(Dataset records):
_ _ _ _

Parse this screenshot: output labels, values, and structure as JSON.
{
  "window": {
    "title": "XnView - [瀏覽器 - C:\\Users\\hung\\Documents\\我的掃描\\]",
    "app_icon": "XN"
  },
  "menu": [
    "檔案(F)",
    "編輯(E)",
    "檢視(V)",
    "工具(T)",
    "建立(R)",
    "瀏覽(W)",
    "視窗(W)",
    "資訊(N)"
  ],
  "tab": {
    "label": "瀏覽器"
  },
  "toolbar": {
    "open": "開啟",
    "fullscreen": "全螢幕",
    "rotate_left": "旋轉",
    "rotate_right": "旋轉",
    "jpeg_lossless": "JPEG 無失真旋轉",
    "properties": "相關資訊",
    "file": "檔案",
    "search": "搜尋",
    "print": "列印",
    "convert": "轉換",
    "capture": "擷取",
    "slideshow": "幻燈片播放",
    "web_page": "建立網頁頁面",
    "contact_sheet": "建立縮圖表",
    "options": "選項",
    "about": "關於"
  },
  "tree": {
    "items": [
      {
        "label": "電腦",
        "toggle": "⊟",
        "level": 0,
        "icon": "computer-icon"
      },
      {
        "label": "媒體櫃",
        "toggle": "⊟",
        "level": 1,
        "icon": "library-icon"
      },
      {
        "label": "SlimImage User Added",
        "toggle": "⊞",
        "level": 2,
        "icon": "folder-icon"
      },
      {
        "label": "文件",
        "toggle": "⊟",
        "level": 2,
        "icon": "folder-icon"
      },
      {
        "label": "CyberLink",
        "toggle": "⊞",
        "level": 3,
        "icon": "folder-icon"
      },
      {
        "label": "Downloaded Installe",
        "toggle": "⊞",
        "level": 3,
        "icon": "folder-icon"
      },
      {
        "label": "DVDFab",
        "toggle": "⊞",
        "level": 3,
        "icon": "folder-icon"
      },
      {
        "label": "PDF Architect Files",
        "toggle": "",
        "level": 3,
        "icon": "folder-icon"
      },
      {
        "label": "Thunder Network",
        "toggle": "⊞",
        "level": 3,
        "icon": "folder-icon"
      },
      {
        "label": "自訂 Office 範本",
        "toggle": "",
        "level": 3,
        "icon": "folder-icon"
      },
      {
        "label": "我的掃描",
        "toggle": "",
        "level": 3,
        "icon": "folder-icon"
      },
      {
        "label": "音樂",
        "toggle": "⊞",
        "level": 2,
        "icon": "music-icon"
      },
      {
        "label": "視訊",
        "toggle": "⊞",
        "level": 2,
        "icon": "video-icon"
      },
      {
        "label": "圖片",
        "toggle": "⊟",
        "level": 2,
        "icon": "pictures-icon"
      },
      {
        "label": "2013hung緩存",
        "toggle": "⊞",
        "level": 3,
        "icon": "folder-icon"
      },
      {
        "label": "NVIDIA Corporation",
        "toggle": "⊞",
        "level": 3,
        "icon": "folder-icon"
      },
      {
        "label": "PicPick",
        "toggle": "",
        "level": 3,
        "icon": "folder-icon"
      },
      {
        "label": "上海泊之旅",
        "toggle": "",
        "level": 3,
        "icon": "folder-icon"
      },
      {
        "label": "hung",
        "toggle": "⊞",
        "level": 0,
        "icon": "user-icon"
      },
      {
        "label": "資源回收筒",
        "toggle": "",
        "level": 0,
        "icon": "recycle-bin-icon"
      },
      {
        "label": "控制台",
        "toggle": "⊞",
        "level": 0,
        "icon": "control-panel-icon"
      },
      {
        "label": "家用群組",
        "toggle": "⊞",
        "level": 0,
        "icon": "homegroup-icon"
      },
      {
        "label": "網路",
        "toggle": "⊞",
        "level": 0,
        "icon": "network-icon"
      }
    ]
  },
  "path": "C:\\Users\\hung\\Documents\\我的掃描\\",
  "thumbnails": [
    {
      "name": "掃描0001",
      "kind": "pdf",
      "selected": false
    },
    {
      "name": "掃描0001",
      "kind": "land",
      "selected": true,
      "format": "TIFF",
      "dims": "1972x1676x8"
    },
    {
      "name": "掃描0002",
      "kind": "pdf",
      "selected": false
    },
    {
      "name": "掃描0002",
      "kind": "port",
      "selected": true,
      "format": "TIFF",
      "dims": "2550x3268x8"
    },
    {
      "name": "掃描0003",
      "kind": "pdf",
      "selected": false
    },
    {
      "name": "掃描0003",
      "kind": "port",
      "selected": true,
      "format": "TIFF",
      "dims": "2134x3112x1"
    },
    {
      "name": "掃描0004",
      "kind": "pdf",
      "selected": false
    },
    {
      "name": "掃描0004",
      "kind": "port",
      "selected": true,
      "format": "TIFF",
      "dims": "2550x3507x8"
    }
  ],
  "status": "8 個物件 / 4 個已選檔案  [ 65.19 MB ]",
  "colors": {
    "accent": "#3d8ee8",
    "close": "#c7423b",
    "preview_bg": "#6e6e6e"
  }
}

_ _ _ _

(EXERCISE GOAL): Return the whole listing exactly, with every line included.

(SOLUTION TO THIS EXERCISE):
Parse this screenshot: output labels, values, and structure as JSON.
{
  "window": {
    "title": "XnView - [瀏覽器 - C:\\Users\\hung\\Documents\\我的掃描\\]",
    "app_icon": "XN"
  },
  "menu": [
    "檔案(F)",
    "編輯(E)",
    "檢視(V)",
    "工具(T)",
    "建立(R)",
    "瀏覽(W)",
    "視窗(W)",
    "資訊(N)"
  ],
  "tab": {
    "label": "瀏覽器"
  },
  "toolbar": {
    "open": "開啟",
    "fullscreen": "全螢幕",
    "rotate_left": "旋轉",
    "rotate_right": "旋轉",
    "jpeg_lossless": "JPEG 無失真旋轉",
    "properties": "相關資訊",
    "file": "檔案",
    "search": "搜尋",
    "print": "列印",
    "convert": "轉換",
    "capture": "擷取",
    "slideshow": "幻燈片播放",
    "web_page": "建立網頁頁面",
    "contact_sheet": "建立縮圖表",
    "options": "選項",
    "about": "關於"
  },
  "tree": {
    "items": [
      {
        "label": "電腦",
        "toggle": "⊟",
        "level": 0,
        "icon": "computer-icon"
      },
      {
        "label": "媒體櫃",
        "toggle": "⊟",
        "level": 1,
        "icon": "library-icon"
      },
      {
        "label": "SlimImage User Added",
        "toggle": "⊞",
        "level": 2,
        "icon": "folder-icon"
      },
      {
        "label": "文件",
        "toggle": "⊟",
        "level": 2,
        "icon": "folder-icon"
      },
      {
        "label": "CyberLink",
        "toggle": "⊞",
        "level": 3,
        "icon": "folder-icon"
      },
      {
        "label": "Downloaded Installe",
        "toggle": "⊞",
        "level": 3,
        "icon": "folder-icon"
      },
      {
        "label": "DVDFab",
        "toggle": "⊞",
        "level": 3,
        "icon": "folder-icon"
      },
      {
        "label": "PDF Architect Files",
        "toggle": "",
        "level": 3,
        "icon": "folder-icon"
      },
      {
        "label": "Thunder Network",
        "toggle": "⊞",
        "level": 3,
        "icon": "folder-icon"
      },
      {
        "label": "自訂 Office 範本",
        "toggle": "",
        "level": 3,
        "icon": "folder-icon"
      },
      {
        "label": "我的掃描",
        "toggle": "",
        "level": 3,
        "icon": "folder-icon"
      },
      {
        "label": "音樂",
        "toggle": "⊞",
        "level": 2,
        "icon": "music-icon"
      },
      {
        "label": "視訊",
        "toggle": "⊞",
        "level": 2,
        "icon": "video-icon"
      },
      {
        "label": "圖片",
        "toggle": "⊟",
        "level": 2,
        "icon": "pictures-icon"
      },
      {
        "label": "2013hung緩存",
        "toggle": "⊞",
        "level": 3,
        "icon": "folder-icon"
      },
      {
        "label": "NVIDIA Corporation",
        "toggle": "⊞",
        "level": 3,
        "icon": "folder-icon"
      },
      {
        "label": "PicPick",
        "toggle": "",
        "level": 3,
        "icon": "folder-icon"
      },
      {
        "label": "上海泊之旅",
        "toggle": "",
        "level": 3,
        "icon": "folder-icon"
      },
      {
        "label": "hung",
        "toggle": "⊞",
        "level": 0,
        "icon": "user-icon"
      },
      {
        "label": "資源回收筒",
        "toggle": "",
        "level": 0,
        "icon": "recycle-bin-icon"
      },
      {
        "label": "控制台",
        "toggle": "⊞",
        "level": 0,
        "icon": "control-panel-icon"
      },
      {
        "label": "家用群組",
        "toggle": "⊞",
        "level": 0,
        "icon": "homegroup-icon"
      },
      {
        "label": "網路",
        "toggle": "⊞",
        "level": 0,
        "icon": "network-icon"
      }
    ]
  },
  "path": "C:\\Users\\hung\\Documents\\我的掃描\\",
  "thumbnails": [
    {
      "name": "掃描0001",
      "kind": "pdf",
      "selected": false
    },
    {
      "name": "掃描0001",
      "kind": "land",
      "selected": true,
      "format": "TIFF",
      "dims": "1972x1676x8"
    },
    {
      "name": "掃描0002",
      "kind": "pdf",
      "selected": false
    },
    {
      "name": "掃描0002",
      "kind": "port",
      "selected": true,
      "format": "TIFF",
      "dims": "2550x3268x8"
    },
    {
      "name": "掃描0003",
      "kind": "pdf",
      "selected": false
    },
    {
      "name": "掃描0003",
      "kind": "port",
      "selected": true,
      "format": "TIFF",
      "dims": "2134x3112x1"
    },
    {
      "name": "掃描0004",
      "kind": "pdf",
      "selected": false
    },
    {
      "name": "掃描0004",
      "kind": "port",
      "selected": true,
      "format": "TIFF",
      "dims": "2550x3507x8"
    }
  ],
  "status": "8 個物件 / 4 個已選檔案  [ 65.19 MB ]",
  "colors": {
    "accent": "#3d8ee8",
    "close": "#c7423b",
    "preview_bg": "#6e6e6e"
  }
}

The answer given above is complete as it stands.